=== Listed entries ===
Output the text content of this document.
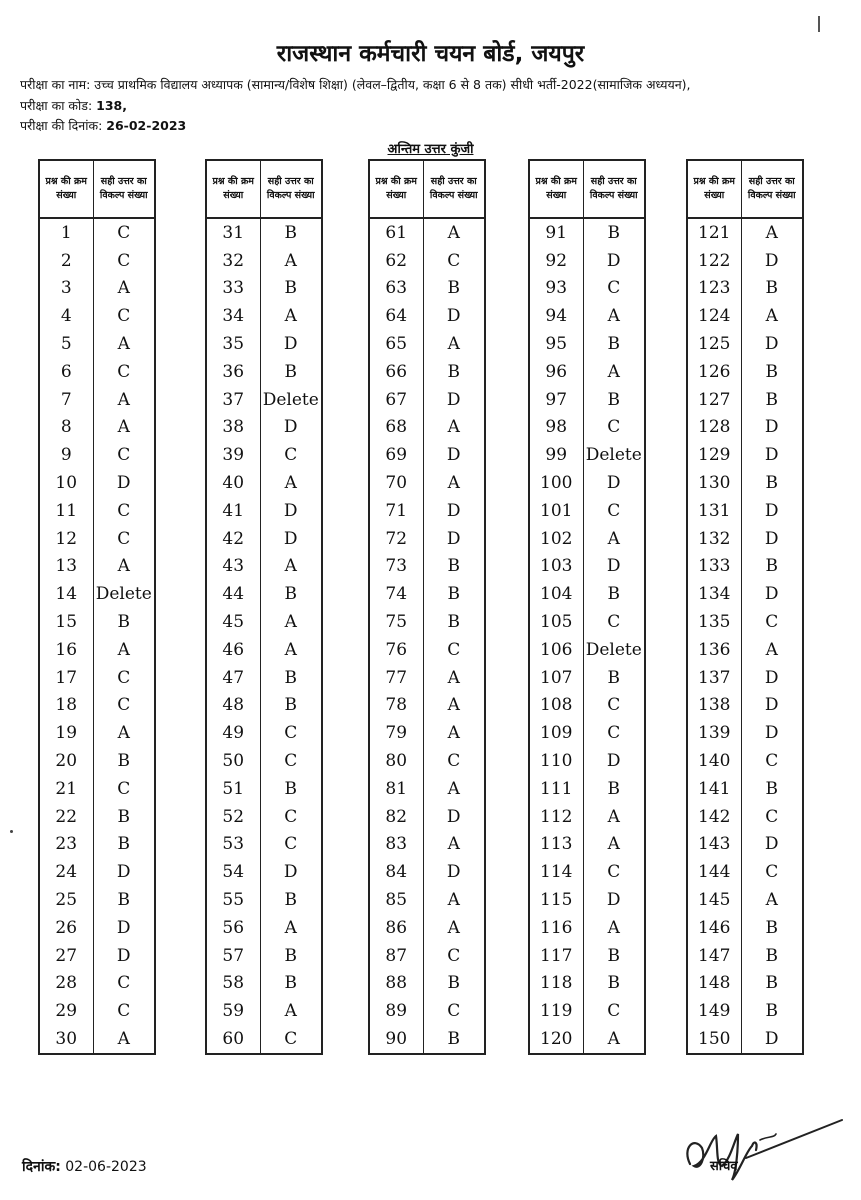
राजस्थान कर्मचारी चयन बोर्ड, जयपुर
परीक्षा का नाम: उच्च प्राथमिक विद्यालय अध्यापक (सामान्य/विशेष शिक्षा) (लेवल–द्वितीय, कक्षा 6 से 8 तक) सीधी भर्ती-2022(सामाजिक अध्ययन),
परीक्षा का कोड: 138,
परीक्षा की दिनांक: 26-02-2023
अन्तिम उत्तर कुंजी
प्रश्न की क्रम संख्या	सही उत्तर का विकल्प संख्या
1	C
2	C
3	A
4	C
5	A
6	C
7	A
8	A
9	C
10	D
11	C
12	C
13	A
14	Delete
15	B
16	A
17	C
18	C
19	A
20	B
21	C
22	B
23	B
24	D
25	B
26	D
27	D
28	C
29	C
30	A
प्रश्न की क्रम संख्या	सही उत्तर का विकल्प संख्या
31	B
32	A
33	B
34	A
35	D
36	B
37	Delete
38	D
39	C
40	A
41	D
42	D
43	A
44	B
45	A
46	A
47	B
48	B
49	C
50	C
51	B
52	C
53	C
54	D
55	B
56	A
57	B
58	B
59	A
60	C
प्रश्न की क्रम संख्या	सही उत्तर का विकल्प संख्या
61	A
62	C
63	B
64	D
65	A
66	B
67	D
68	A
69	D
70	A
71	D
72	D
73	B
74	B
75	B
76	C
77	A
78	A
79	A
80	C
81	A
82	D
83	A
84	D
85	A
86	A
87	C
88	B
89	C
90	B
प्रश्न की क्रम संख्या	सही उत्तर का विकल्प संख्या
91	B
92	D
93	C
94	A
95	B
96	A
97	B
98	C
99	Delete
100	D
101	C
102	A
103	D
104	B
105	C
106	Delete
107	B
108	C
109	C
110	D
111	B
112	A
113	A
114	C
115	D
116	A
117	B
118	B
119	C
120	A
प्रश्न की क्रम संख्या	सही उत्तर का विकल्प संख्या
121	A
122	D
123	B
124	A
125	D
126	B
127	B
128	D
129	D
130	B
131	D
132	D
133	B
134	D
135	C
136	A
137	D
138	D
139	D
140	C
141	B
142	C
143	D
144	C
145	A
146	B
147	B
148	B
149	B
150	D
दिनांक: 02-06-2023	सचिव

=== Work to be completed ===
Go over the entries above and say how many lines hold the string "Delete", with no other text.

=== Solution to this task ===
4